[Your instructions]
The entries need to be copied exactly.

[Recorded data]
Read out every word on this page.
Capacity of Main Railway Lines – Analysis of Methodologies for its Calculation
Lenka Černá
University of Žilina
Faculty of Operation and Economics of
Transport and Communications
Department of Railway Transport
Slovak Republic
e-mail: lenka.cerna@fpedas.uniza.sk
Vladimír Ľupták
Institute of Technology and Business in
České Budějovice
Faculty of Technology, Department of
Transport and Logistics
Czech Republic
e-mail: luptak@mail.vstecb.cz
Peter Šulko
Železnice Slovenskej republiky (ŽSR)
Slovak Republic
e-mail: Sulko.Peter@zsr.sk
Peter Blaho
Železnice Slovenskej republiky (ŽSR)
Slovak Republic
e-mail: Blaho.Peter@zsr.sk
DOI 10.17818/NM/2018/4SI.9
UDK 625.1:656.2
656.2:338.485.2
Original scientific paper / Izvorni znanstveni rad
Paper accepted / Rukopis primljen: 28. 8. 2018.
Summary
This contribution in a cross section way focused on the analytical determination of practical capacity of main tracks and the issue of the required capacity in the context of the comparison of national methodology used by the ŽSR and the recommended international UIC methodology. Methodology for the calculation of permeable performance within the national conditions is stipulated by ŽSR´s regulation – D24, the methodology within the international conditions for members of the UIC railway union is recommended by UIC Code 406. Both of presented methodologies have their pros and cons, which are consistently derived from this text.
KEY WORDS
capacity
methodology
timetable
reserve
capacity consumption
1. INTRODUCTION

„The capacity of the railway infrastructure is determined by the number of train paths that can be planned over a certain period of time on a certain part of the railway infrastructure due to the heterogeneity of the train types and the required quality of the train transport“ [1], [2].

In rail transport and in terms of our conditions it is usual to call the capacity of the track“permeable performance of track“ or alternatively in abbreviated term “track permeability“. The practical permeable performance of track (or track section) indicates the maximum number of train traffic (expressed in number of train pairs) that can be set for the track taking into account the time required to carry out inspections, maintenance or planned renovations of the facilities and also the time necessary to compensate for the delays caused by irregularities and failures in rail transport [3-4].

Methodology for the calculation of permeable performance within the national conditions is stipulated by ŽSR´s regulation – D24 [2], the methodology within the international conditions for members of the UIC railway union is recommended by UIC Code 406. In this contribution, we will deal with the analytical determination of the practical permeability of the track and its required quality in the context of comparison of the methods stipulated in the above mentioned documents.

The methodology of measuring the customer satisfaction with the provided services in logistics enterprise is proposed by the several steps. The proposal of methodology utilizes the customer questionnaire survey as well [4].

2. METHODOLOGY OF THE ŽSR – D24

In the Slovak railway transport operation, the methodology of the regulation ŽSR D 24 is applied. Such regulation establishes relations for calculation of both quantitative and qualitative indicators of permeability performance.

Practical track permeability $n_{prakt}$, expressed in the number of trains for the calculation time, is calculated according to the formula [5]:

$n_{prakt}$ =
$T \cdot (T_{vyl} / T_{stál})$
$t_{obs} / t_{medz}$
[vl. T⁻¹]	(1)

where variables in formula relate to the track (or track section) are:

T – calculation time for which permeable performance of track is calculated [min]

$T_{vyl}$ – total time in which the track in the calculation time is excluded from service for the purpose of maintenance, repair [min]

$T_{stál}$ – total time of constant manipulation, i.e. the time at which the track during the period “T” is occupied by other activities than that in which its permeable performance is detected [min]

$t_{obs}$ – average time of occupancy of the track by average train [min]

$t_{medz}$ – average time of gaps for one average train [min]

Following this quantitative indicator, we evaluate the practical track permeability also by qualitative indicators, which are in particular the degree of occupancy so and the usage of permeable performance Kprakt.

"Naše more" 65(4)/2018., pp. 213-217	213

[Task output]
Read out every word on this page.
Capacity of Main Railway Lines – Analysis of Methodologies for its Calculation
Lenka Černá
University of Žilina
Faculty of Operation and Economics of
Transport and Communications
Department of Railway Transport
Slovak Republic
e-mail: lenka.cerna@fpedas.uniza.sk
Vladimír Ľupták
Institute of Technology and Business in
České Budějovice
Faculty of Technology, Department of
Transport and Logistics
Czech Republic
e-mail: luptak@mail.vstecb.cz
Peter Šulko
Železnice Slovenskej republiky (ŽSR)
Slovak Republic
e-mail: Sulko.Peter@zsr.sk
Peter Blaho
Železnice Slovenskej republiky (ŽSR)
Slovak Republic
e-mail: Blaho.Peter@zsr.sk
DOI 10.17818/NM/2018/4SI.9
UDK 625.1:656.2
656.2:338.485.2
Original scientific paper / Izvorni znanstveni rad
Paper accepted / Rukopis primljen: 28. 8. 2018.
Summary
This contribution in a cross section way focused on the analytical determination of practical capacity of main tracks and the issue of the required capacity in the context of the comparison of national methodology used by the ŽSR and the recommended international UIC methodology. Methodology for the calculation of permeable performance within the national conditions is stipulated by ŽSR´s regulation – D24, the methodology within the international conditions for members of the UIC railway union is recommended by UIC Code 406. Both of presented methodologies have their pros and cons, which are consistently derived from this text.
KEY WORDS
capacity
methodology
timetable
reserve
capacity consumption
1. INTRODUCTION

„The capacity of the railway infrastructure is determined by the number of train paths that can be planned over a certain period of time on a certain part of the railway infrastructure due to the heterogeneity of the train types and the required quality of the train transport“ [1], [2].

In rail transport and in terms of our conditions it is usual to call the capacity of the track“permeable performance of track“ or alternatively in abbreviated term “track permeability“. The practical permeable performance of track (or track section) indicates the maximum number of train traffic (expressed in number of train pairs) that can be set for the track taking into account the time required to carry out inspections, maintenance or planned renovations of the facilities and also the time necessary to compensate for the delays caused by irregularities and failures in rail transport [3-4].

Methodology for the calculation of permeable performance within the national conditions is stipulated by ŽSR´s regulation – D24 [2], the methodology within the international conditions for members of the UIC railway union is recommended by UIC Code 406. In this contribution, we will deal with the analytical determination of the practical permeability of the track and its required quality in the context of comparison of the methods stipulated in the above mentioned documents.

The methodology of measuring the customer satisfaction with the provided services in logistics enterprise is proposed by the several steps. The proposal of methodology utilizes the customer questionnaire survey as well [4].

2. METHODOLOGY OF THE ŽSR – D24

In the Slovak railway transport operation, the methodology of the regulation ŽSR D 24 is applied. Such regulation establishes relations for calculation of both quantitative and qualitative indicators of permeability performance.

Practical track permeability $n_{prakt}$, expressed in the number of trains for the calculation time, is calculated according to the formula [5]:

$n_{prakt}$ =
$T \cdot (T_{vyl} / T_{stál})$
$t_{obs} / t_{medz}$
[vl. T⁻¹]	(1)

where variables in formula relate to the track (or track section) are:

T – calculation time for which permeable performance of track is calculated [min]

$T_{vyl}$ – total time in which the track in the calculation time is excluded from service for the purpose of maintenance, repair [min]

$T_{stál}$ – total time of constant manipulation, i.e. the time at which the track during the period “T” is occupied by other activities than that in which its permeable performance is detected [min]

$t_{obs}$ – average time of occupancy of the track by average train [min]

$t_{medz}$ – average time of gaps for one average train [min]

Following this quantitative indicator, we evaluate the practical track permeability also by qualitative indicators, which are in particular the degree of occupancy so and the usage of permeable performance Kprakt.

"Naše more" 65(4)/2018., pp. 213-217	213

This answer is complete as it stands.